--- begin STORED RECORDS ---

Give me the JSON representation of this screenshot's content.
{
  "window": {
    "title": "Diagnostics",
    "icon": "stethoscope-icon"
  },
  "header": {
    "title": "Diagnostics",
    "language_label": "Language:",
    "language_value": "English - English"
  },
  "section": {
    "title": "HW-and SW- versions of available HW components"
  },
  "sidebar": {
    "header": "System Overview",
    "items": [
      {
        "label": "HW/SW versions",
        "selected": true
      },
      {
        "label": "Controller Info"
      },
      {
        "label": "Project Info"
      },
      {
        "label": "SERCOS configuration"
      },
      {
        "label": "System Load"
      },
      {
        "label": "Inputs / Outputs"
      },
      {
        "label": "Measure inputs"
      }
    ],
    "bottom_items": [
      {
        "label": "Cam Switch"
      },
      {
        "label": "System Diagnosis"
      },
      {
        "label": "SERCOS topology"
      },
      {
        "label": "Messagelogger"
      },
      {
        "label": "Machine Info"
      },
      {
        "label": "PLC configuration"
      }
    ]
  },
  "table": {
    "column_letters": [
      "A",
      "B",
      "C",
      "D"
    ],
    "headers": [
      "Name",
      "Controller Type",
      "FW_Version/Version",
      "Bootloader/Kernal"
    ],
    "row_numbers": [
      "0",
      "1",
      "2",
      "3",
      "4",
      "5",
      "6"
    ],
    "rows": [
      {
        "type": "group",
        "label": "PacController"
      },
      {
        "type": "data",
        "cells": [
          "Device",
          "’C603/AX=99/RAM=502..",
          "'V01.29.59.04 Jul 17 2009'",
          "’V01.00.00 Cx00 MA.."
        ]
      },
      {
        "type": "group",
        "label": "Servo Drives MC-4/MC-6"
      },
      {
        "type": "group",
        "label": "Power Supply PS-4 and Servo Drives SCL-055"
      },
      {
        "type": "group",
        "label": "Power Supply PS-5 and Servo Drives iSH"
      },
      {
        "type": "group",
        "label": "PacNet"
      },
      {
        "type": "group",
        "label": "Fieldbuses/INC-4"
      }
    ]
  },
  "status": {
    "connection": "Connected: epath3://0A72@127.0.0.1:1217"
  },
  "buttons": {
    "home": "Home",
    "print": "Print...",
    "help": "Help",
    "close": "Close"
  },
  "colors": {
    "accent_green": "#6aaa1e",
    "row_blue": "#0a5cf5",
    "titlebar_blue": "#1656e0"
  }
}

--- end STORED RECORDS ---

#### [WRITTEN TASK]
Repeat back the data above, exact to the last character.

#### [SOLUTION]
Give me the JSON representation of this screenshot's content.
{
  "window": {
    "title": "Diagnostics",
    "icon": "stethoscope-icon"
  },
  "header": {
    "title": "Diagnostics",
    "language_label": "Language:",
    "language_value": "English - English"
  },
  "section": {
    "title": "HW-and SW- versions of available HW components"
  },
  "sidebar": {
    "header": "System Overview",
    "items": [
      {
        "label": "HW/SW versions",
        "selected": true
      },
      {
        "label": "Controller Info"
      },
      {
        "label": "Project Info"
      },
      {
        "label": "SERCOS configuration"
      },
      {
        "label": "System Load"
      },
      {
        "label": "Inputs / Outputs"
      },
      {
        "label": "Measure inputs"
      }
    ],
    "bottom_items": [
      {
        "label": "Cam Switch"
      },
      {
        "label": "System Diagnosis"
      },
      {
        "label": "SERCOS topology"
      },
      {
        "label": "Messagelogger"
      },
      {
        "label": "Machine Info"
      },
      {
        "label": "PLC configuration"
      }
    ]
  },
  "table": {
    "column_letters": [
      "A",
      "B",
      "C",
      "D"
    ],
    "headers": [
      "Name",
      "Controller Type",
      "FW_Version/Version",
      "Bootloader/Kernal"
    ],
    "row_numbers": [
      "0",
      "1",
      "2",
      "3",
      "4",
      "5",
      "6"
    ],
    "rows": [
      {
        "type": "group",
        "label": "PacController"
      },
      {
        "type": "data",
        "cells": [
          "Device",
          "’C603/AX=99/RAM=502..",
          "'V01.29.59.04 Jul 17 2009'",
          "’V01.00.00 Cx00 MA.."
        ]
      },
      {
        "type": "group",
        "label": "Servo Drives MC-4/MC-6"
      },
      {
        "type": "group",
        "label": "Power Supply PS-4 and Servo Drives SCL-055"
      },
      {
        "type": "group",
        "label": "Power Supply PS-5 and Servo Drives iSH"
      },
      {
        "type": "group",
        "label": "PacNet"
      },
      {
        "type": "group",
        "label": "Fieldbuses/INC-4"
      }
    ]
  },
  "status": {
    "connection": "Connected: epath3://0A72@127.0.0.1:1217"
  },
  "buttons": {
    "home": "Home",
    "print": "Print...",
    "help": "Help",
    "close": "Close"
  },
  "colors": {
    "accent_green": "#6aaa1e",
    "row_blue": "#0a5cf5",
    "titlebar_blue": "#1656e0"
  }
}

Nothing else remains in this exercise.